Search the data below for "Специальная"; list each line that holds it.

────────────────────

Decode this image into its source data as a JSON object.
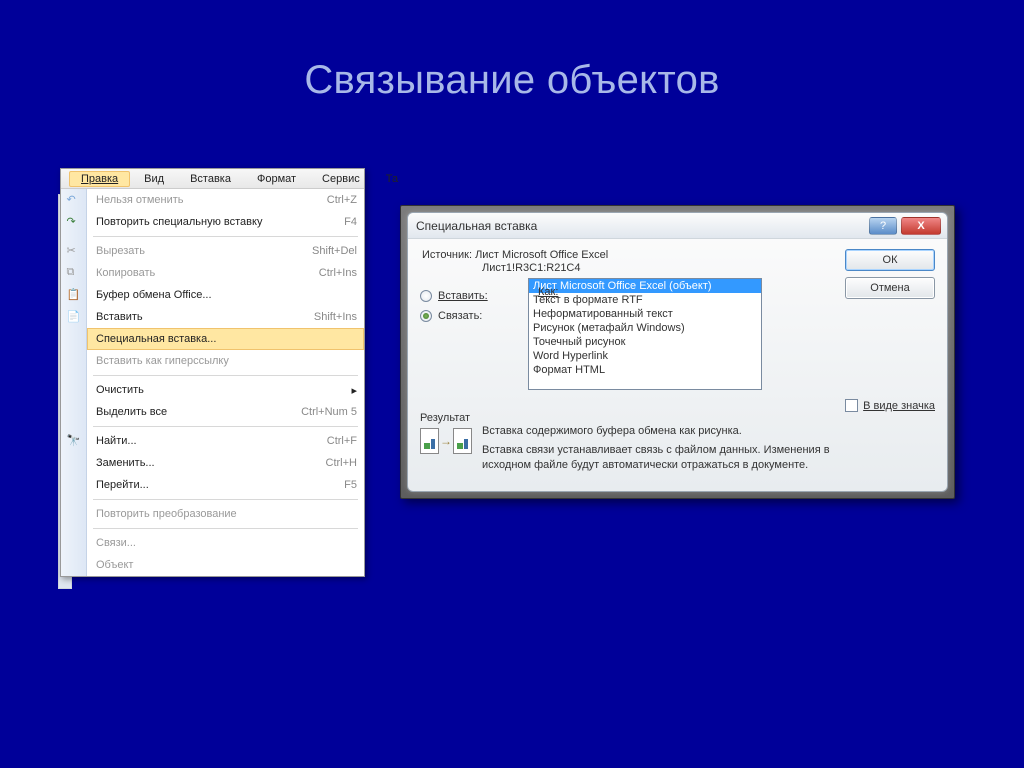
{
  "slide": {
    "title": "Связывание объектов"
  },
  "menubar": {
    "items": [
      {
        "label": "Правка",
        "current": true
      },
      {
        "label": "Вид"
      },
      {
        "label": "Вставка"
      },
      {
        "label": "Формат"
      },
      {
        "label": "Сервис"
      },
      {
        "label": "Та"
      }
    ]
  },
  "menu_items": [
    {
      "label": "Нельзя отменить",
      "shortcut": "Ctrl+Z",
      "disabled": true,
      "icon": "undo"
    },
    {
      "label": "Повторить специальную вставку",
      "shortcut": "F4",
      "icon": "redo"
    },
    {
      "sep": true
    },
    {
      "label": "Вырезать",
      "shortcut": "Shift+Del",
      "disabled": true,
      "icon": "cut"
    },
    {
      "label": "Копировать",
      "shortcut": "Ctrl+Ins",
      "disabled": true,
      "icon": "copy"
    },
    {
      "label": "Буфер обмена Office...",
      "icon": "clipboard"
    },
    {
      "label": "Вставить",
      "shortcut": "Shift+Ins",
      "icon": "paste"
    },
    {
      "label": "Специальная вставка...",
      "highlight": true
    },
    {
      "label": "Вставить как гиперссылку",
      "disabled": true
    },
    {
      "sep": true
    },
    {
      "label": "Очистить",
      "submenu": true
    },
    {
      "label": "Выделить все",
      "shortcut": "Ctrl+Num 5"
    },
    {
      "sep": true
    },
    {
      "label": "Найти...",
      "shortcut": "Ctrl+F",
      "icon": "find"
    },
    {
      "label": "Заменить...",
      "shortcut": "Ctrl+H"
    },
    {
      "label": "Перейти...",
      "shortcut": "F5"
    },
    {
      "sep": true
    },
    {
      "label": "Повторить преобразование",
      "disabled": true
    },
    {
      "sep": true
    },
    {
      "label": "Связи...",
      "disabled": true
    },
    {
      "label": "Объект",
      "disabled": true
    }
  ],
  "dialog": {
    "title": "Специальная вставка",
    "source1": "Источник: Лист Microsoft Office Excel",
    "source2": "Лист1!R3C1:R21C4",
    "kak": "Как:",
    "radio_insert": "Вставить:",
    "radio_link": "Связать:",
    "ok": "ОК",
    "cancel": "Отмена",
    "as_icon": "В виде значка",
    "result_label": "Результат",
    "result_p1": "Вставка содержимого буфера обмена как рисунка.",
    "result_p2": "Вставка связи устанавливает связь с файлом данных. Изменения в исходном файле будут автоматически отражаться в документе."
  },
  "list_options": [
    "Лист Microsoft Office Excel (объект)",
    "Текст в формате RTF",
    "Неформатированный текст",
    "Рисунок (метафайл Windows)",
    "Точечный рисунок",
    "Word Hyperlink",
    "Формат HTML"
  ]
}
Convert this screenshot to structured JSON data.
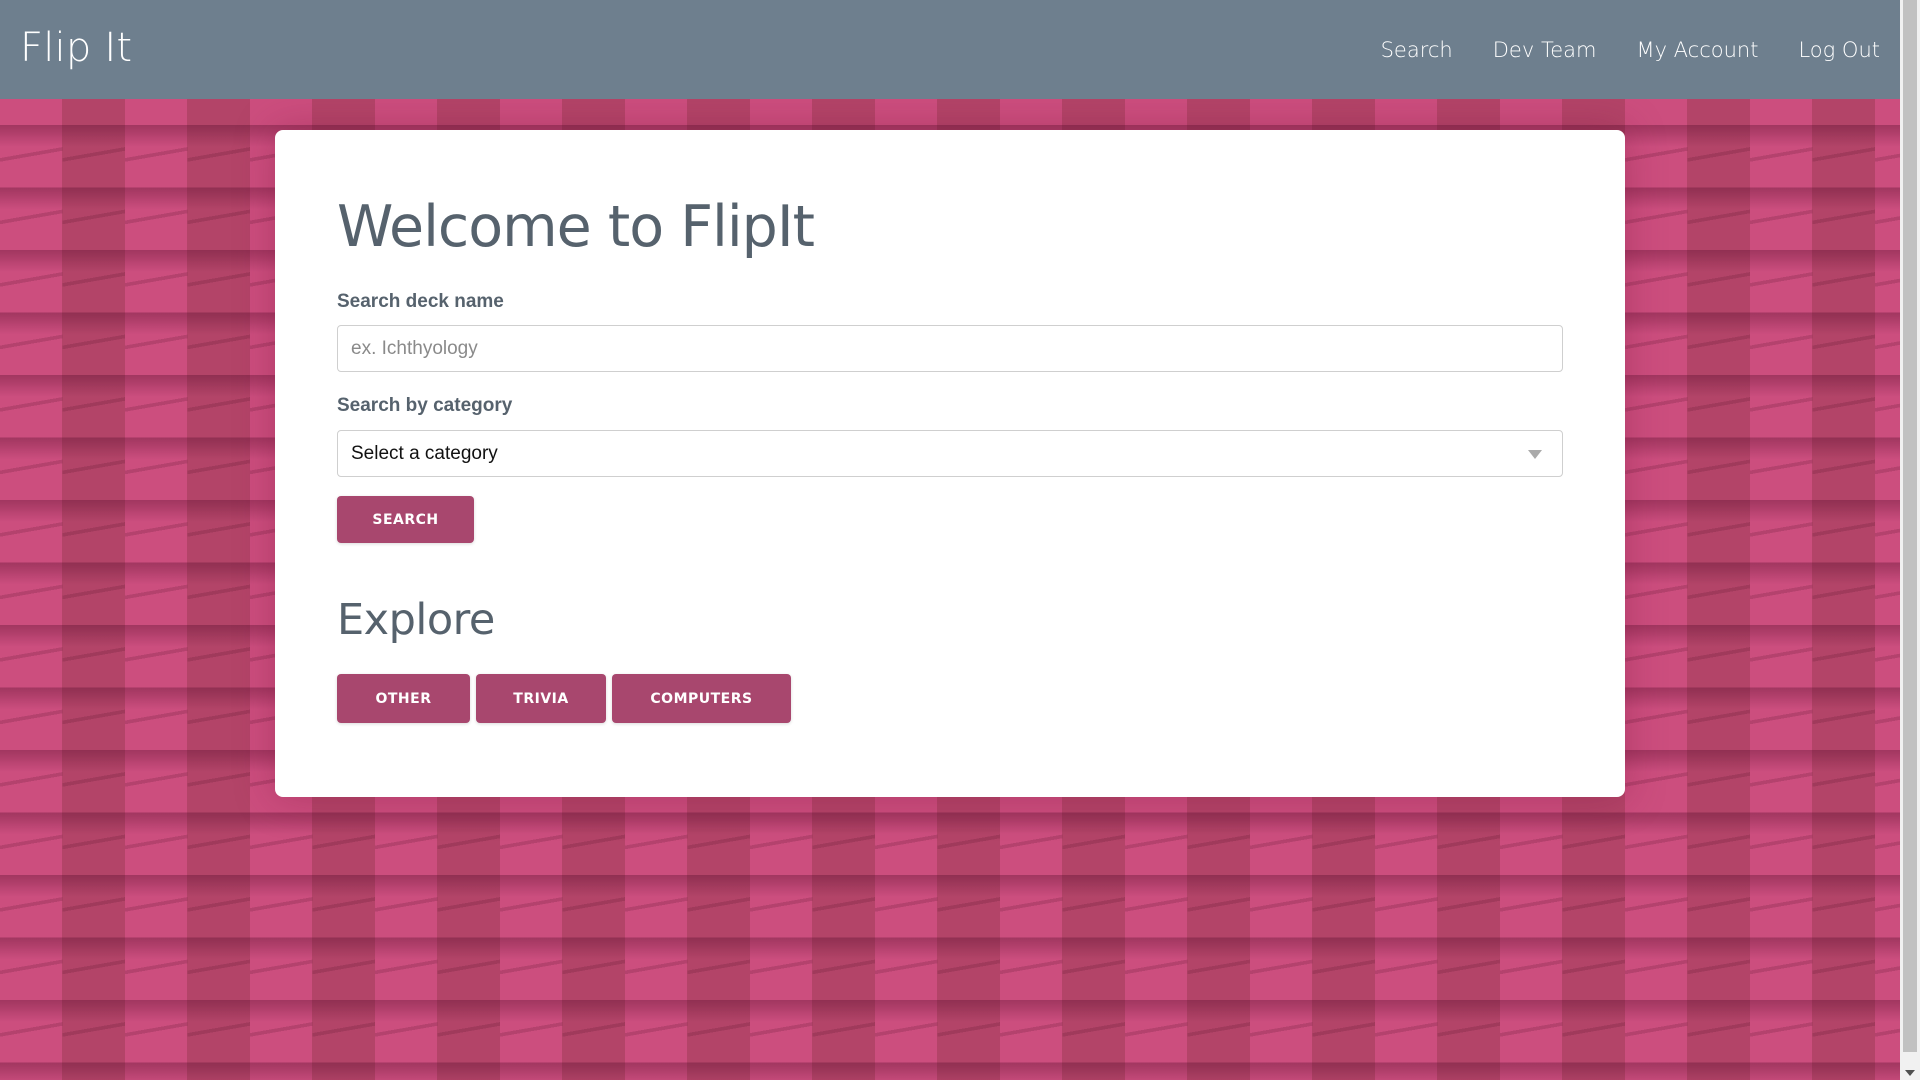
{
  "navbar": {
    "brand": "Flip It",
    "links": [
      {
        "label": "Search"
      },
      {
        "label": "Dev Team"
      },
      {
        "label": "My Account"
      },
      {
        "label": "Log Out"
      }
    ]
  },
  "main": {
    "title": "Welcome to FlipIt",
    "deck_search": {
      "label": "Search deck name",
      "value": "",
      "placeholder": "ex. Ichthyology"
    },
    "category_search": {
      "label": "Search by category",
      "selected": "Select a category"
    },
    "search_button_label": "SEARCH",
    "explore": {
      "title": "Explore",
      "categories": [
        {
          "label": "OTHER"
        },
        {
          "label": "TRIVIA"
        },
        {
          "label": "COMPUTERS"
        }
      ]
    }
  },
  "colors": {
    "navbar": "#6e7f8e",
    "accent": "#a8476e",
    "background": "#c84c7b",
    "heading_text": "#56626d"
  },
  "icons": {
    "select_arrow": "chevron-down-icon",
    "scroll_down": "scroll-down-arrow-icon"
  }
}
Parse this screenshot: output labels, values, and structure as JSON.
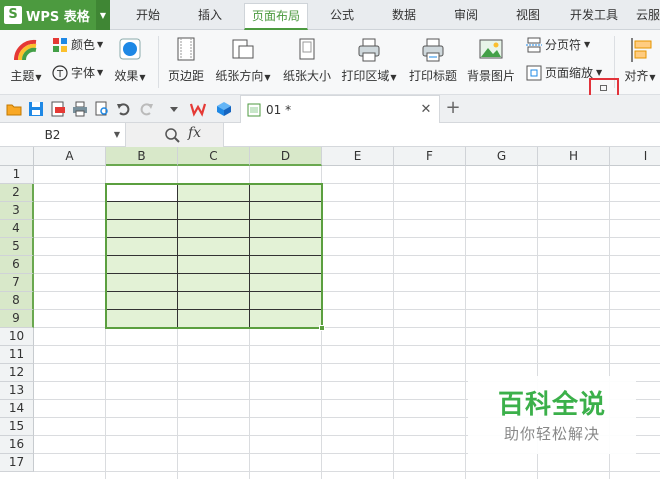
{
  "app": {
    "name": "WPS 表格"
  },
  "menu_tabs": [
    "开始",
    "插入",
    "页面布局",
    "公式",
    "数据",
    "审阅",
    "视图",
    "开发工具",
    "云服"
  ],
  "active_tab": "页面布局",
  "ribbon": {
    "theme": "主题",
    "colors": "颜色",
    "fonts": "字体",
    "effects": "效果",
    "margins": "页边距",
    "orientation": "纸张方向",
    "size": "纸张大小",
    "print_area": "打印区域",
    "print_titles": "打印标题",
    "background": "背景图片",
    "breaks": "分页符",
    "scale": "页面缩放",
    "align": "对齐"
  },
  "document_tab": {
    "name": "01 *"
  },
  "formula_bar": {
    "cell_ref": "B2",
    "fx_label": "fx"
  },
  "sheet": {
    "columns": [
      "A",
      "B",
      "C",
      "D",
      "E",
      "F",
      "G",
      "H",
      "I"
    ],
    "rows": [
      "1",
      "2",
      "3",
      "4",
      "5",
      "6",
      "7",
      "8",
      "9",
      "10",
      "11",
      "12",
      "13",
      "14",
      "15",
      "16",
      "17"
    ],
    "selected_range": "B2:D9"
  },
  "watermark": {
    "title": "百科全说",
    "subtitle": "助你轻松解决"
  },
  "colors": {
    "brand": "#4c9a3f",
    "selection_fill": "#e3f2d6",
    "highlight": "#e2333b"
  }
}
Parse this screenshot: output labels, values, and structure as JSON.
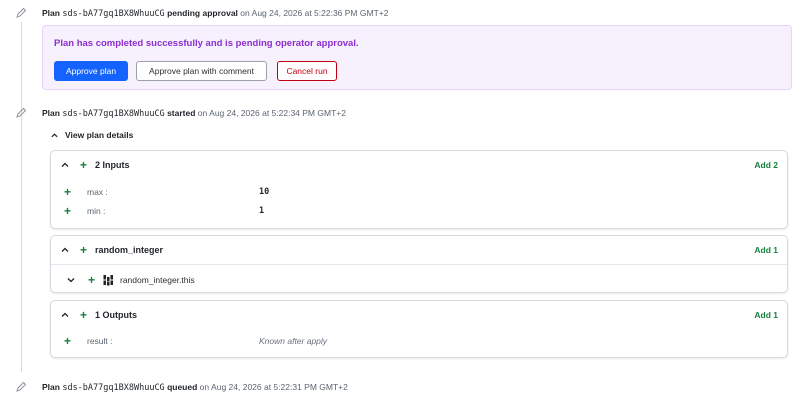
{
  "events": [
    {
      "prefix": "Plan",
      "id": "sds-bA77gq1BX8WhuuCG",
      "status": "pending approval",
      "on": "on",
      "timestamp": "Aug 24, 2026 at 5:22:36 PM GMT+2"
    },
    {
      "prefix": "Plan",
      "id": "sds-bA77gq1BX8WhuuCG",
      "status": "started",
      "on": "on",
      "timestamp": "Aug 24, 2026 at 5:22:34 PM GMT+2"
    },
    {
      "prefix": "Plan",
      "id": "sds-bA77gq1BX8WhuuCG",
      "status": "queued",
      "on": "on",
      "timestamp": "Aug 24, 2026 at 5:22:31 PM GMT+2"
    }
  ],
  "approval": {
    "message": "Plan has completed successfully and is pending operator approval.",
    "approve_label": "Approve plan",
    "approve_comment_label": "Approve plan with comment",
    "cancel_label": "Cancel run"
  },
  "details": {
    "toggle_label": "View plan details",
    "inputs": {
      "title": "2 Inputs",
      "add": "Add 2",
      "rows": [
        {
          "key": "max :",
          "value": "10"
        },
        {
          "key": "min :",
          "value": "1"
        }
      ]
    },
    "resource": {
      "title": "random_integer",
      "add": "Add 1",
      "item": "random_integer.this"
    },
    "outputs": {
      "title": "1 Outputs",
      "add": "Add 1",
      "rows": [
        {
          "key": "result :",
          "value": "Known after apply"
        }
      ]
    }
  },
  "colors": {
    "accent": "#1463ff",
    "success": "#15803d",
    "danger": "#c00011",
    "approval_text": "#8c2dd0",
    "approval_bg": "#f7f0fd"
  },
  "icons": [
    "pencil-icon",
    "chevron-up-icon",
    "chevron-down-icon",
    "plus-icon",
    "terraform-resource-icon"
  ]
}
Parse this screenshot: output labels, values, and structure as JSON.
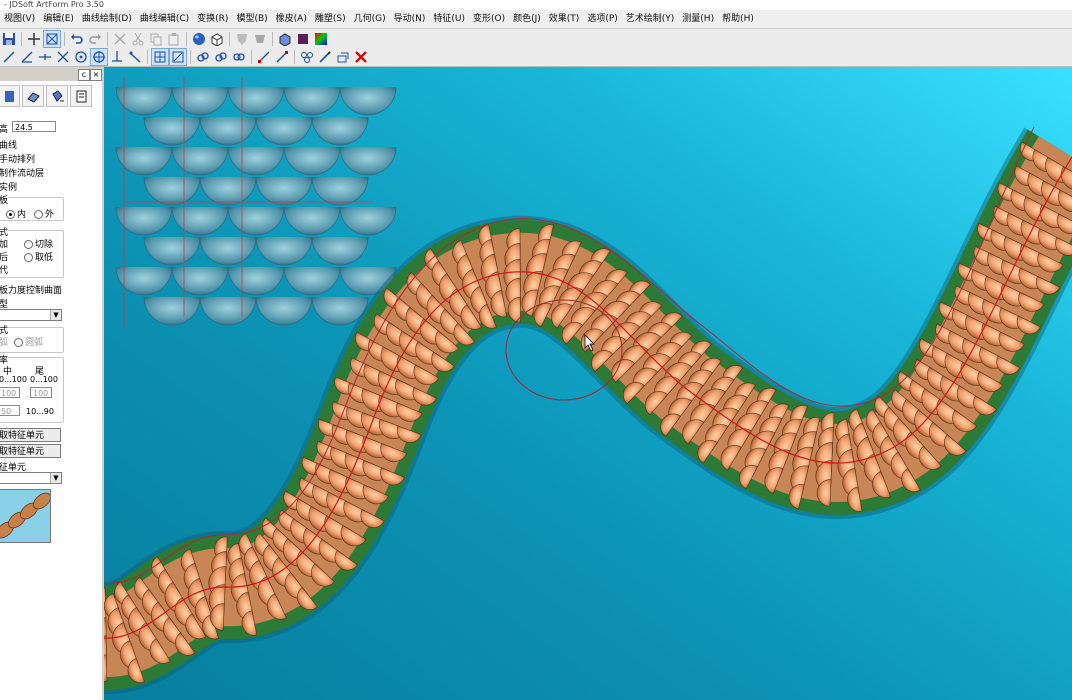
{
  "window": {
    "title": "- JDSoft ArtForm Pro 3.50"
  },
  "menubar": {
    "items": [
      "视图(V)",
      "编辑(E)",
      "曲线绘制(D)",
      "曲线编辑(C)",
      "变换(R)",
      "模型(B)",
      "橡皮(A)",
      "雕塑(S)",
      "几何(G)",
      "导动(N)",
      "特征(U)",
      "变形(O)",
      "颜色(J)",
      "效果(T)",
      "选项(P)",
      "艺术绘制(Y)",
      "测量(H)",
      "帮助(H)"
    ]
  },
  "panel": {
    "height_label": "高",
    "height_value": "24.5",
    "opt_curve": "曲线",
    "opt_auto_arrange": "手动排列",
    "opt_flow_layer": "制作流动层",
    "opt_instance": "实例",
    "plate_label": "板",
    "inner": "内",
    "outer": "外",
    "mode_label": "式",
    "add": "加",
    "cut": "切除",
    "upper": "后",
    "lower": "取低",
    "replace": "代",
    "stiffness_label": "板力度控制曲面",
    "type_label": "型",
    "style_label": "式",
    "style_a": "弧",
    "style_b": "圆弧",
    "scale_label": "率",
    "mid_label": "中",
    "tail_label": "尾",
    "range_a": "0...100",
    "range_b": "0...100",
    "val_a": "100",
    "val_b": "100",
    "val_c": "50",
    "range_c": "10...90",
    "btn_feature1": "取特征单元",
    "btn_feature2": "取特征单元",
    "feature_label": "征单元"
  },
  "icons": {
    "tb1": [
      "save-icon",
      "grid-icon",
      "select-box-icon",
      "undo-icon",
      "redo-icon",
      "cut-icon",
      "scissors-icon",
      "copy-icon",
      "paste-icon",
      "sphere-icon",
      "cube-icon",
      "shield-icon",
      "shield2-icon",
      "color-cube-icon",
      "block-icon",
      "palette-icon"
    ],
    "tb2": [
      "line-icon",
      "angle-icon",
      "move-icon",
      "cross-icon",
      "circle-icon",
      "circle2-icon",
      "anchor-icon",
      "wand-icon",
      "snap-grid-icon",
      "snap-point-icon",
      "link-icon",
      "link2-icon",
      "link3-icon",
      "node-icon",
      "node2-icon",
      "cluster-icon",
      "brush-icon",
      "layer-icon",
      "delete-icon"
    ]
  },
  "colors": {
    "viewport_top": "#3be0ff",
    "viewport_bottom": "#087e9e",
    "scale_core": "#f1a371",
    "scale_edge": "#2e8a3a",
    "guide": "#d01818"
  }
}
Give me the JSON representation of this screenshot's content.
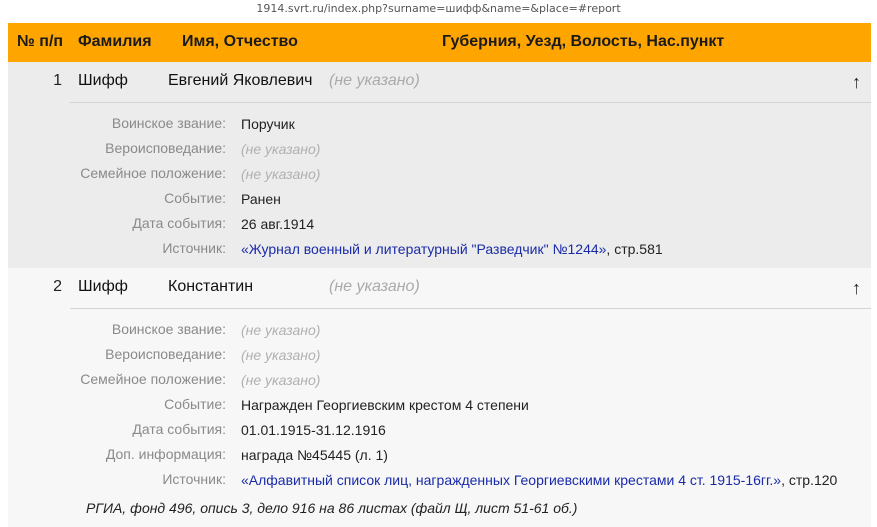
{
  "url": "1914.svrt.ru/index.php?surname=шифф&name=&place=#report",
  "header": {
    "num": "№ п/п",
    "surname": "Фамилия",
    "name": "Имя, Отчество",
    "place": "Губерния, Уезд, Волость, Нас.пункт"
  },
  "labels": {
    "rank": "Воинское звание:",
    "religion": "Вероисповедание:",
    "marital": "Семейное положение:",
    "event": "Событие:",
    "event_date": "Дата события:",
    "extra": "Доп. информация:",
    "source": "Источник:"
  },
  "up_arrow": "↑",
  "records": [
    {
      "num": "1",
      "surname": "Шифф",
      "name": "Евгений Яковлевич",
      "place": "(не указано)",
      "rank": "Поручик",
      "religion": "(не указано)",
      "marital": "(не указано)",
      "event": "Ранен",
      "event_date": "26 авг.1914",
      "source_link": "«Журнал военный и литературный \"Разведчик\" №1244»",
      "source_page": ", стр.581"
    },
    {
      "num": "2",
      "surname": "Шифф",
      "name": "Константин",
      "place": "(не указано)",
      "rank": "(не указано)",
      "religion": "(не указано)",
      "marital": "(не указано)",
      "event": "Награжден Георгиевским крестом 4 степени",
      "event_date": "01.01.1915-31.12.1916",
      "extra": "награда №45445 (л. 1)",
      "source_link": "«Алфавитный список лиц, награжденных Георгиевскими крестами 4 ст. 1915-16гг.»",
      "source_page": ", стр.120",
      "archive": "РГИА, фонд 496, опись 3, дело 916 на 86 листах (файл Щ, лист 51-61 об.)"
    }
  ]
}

────────────────────

= SOLUTION BELOW =
      "label": "Специальная вставка...",
    "title": "Специальная вставка",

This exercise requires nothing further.